Source records
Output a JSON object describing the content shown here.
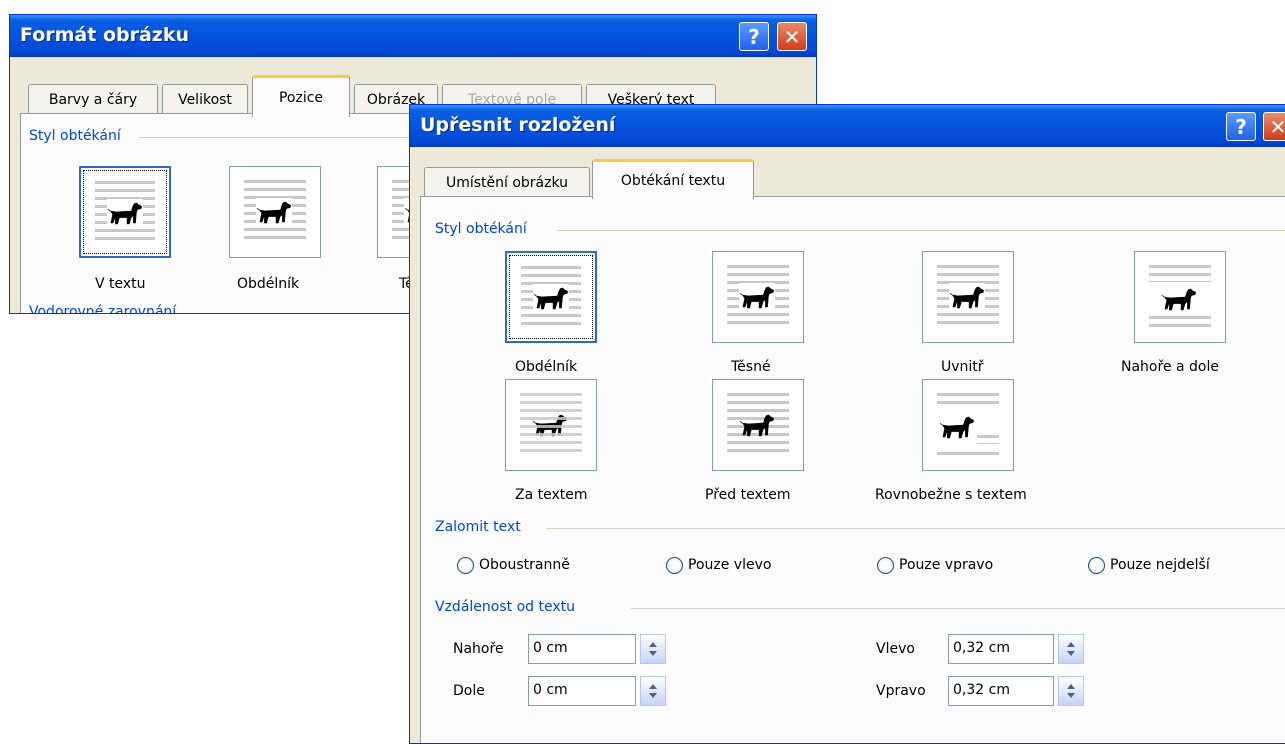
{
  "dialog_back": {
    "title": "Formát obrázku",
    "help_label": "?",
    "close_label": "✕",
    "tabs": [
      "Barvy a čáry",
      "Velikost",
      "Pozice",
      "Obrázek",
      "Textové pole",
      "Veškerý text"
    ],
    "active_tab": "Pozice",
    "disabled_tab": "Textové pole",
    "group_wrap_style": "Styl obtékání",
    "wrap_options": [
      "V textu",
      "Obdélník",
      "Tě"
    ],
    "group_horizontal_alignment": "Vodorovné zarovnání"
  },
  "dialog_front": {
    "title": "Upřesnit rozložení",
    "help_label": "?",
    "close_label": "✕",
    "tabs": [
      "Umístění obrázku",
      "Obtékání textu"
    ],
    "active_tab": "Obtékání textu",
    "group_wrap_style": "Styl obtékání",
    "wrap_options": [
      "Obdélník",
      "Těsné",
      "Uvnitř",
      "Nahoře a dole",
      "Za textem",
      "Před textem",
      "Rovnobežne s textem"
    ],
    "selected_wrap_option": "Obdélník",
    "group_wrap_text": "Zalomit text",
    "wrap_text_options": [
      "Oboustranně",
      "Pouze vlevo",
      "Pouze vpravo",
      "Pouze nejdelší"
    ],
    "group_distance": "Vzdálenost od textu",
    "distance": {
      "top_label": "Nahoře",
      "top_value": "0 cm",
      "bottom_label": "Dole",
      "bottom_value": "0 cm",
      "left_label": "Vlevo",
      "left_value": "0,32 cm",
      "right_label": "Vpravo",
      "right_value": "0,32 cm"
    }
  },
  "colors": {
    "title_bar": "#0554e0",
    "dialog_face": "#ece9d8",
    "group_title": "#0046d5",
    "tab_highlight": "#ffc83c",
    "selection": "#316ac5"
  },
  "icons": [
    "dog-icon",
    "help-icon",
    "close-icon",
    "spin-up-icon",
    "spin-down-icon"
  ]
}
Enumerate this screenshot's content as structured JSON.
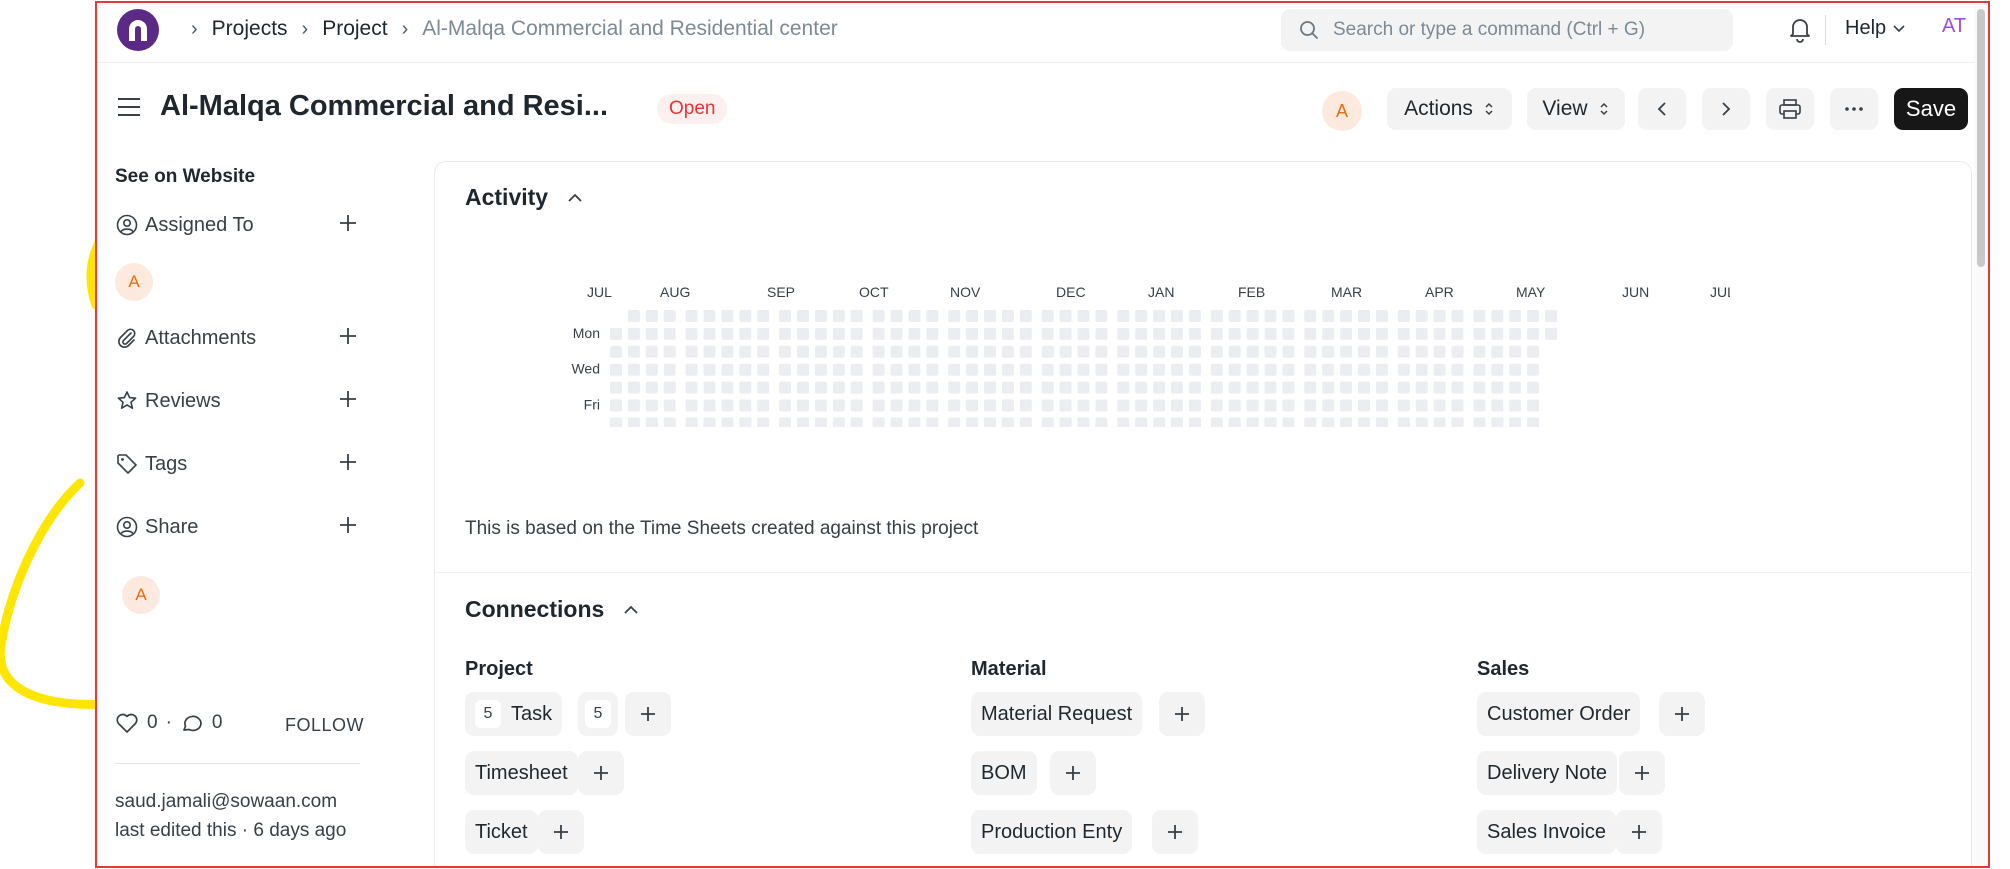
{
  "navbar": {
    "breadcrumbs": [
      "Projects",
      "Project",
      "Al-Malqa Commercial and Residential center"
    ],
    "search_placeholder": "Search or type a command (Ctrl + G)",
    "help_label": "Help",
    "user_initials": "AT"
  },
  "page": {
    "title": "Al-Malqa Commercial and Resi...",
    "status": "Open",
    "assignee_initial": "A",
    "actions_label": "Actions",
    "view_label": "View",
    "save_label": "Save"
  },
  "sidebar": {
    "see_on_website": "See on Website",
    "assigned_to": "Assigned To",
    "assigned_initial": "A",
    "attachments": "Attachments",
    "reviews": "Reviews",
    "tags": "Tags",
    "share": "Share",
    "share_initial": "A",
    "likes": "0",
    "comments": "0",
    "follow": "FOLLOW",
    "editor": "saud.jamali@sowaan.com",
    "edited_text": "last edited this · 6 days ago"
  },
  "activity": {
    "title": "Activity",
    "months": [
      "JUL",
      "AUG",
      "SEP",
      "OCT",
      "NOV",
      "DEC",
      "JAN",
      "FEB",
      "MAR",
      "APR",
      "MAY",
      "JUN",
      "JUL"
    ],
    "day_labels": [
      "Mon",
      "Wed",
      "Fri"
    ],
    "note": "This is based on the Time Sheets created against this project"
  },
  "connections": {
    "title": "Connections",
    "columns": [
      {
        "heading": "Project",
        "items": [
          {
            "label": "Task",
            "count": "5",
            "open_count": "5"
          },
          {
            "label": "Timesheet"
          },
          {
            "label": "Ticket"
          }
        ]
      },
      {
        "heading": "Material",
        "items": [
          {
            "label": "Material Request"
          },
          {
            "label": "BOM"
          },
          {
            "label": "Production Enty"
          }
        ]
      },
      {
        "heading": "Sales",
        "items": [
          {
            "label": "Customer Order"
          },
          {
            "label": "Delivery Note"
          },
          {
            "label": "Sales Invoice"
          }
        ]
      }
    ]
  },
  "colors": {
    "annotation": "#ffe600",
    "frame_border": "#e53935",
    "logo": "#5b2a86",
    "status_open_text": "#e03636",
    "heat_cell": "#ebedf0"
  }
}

Requirement
Copy each line of the listing in which the word "textem" can be found.

Solved exercise
      "Za textem",
      "Před textem",
      "Rovnobežne s textem"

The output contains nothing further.